TASK BRIEF -
Write out the listing below exactly, and omit any images you find in it.

ENTRIES -
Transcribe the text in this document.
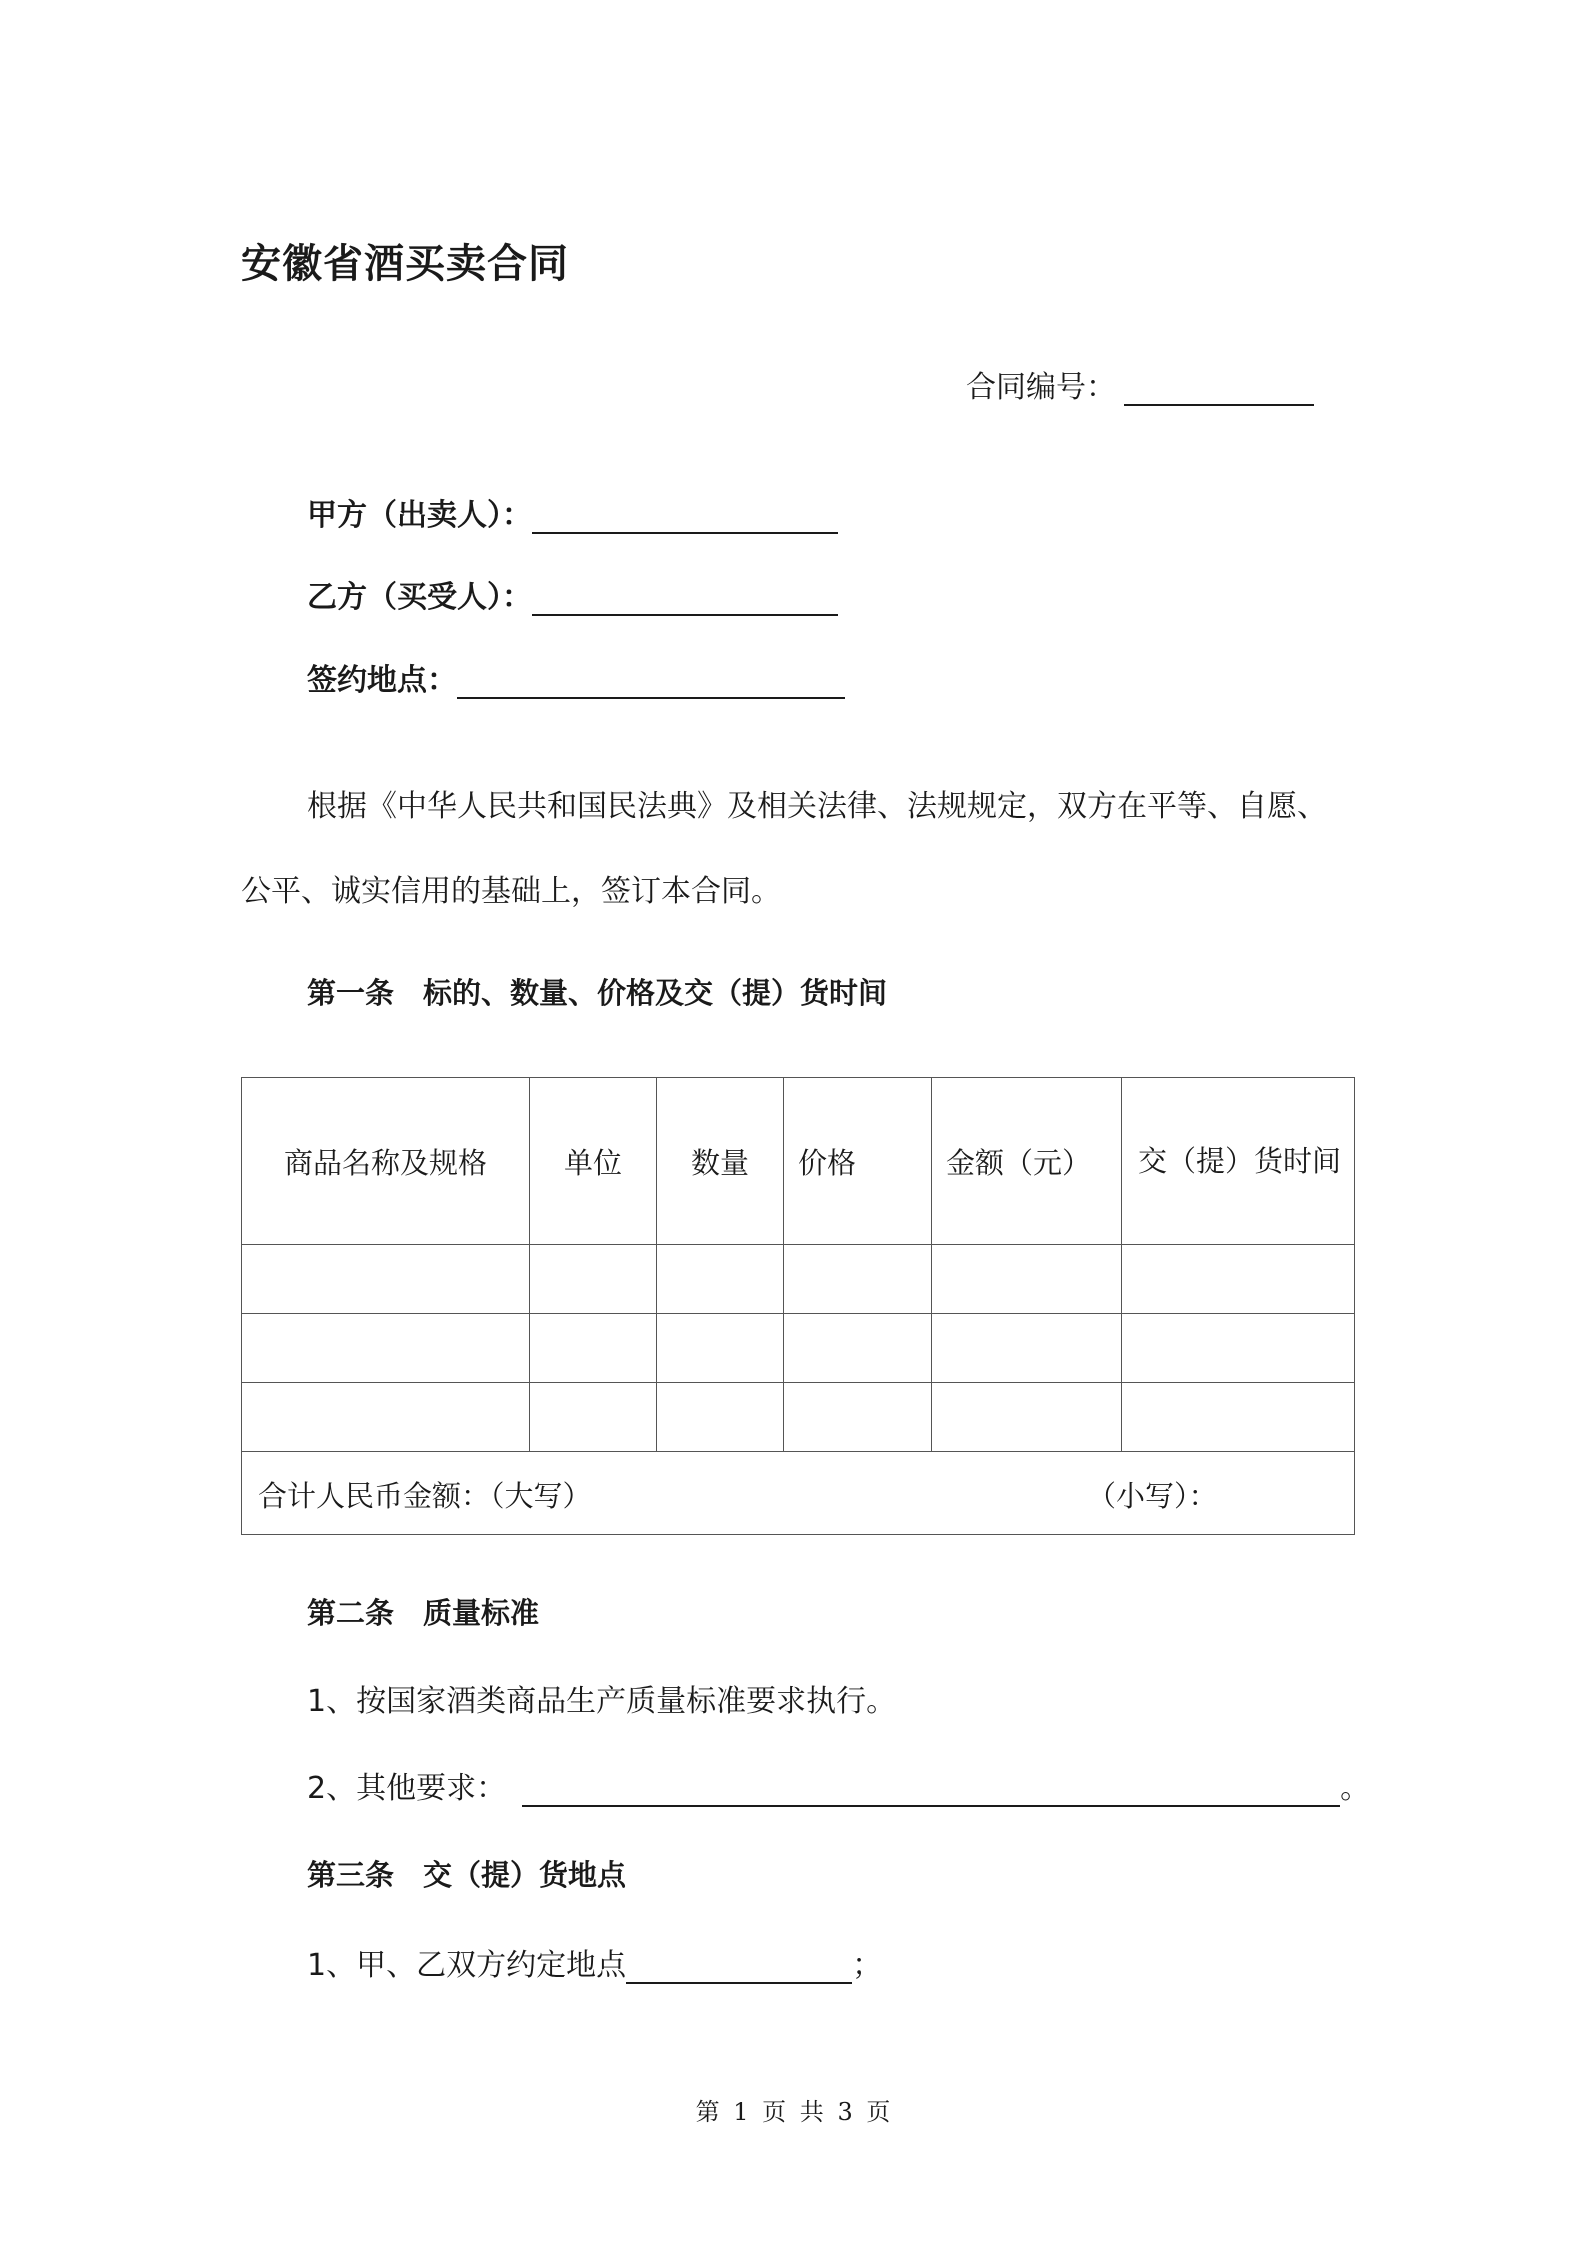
安徽省酒买卖合同
合同编号：
甲方（出卖人）：
乙方（买受人）：
签约地点：
根据《中华人民共和国民法典》及相关法律、法规规定，双方在平等、自愿、
公平、诚实信用的基础上，签订本合同。
第一条　标的、数量、价格及交（提）货时间
商品名称及规格	单位	数量	价格	金额（元）	交（提）货时间

合计人民币金额：（大写） （小写）：					
第二条　质量标准
1、按国家酒类商品生产质量标准要求执行。
2、其他要求：	。
第三条　交（提）货地点
1、甲、乙双方约定地点	；
第 1 页 共 3 页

EXERCISE RESULT -
Transcribe the text in this document.
安徽省酒买卖合同
合同编号：
甲方（出卖人）：
乙方（买受人）：
签约地点：
根据《中华人民共和国民法典》及相关法律、法规规定，双方在平等、自愿、
公平、诚实信用的基础上，签订本合同。
第一条　标的、数量、价格及交（提）货时间
商品名称及规格	单位	数量	价格	金额（元）	交（提）货时间

合计人民币金额：（大写） （小写）：					
第二条　质量标准
1、按国家酒类商品生产质量标准要求执行。
2、其他要求：	。
第三条　交（提）货地点
1、甲、乙双方约定地点	；
第 1 页 共 3 页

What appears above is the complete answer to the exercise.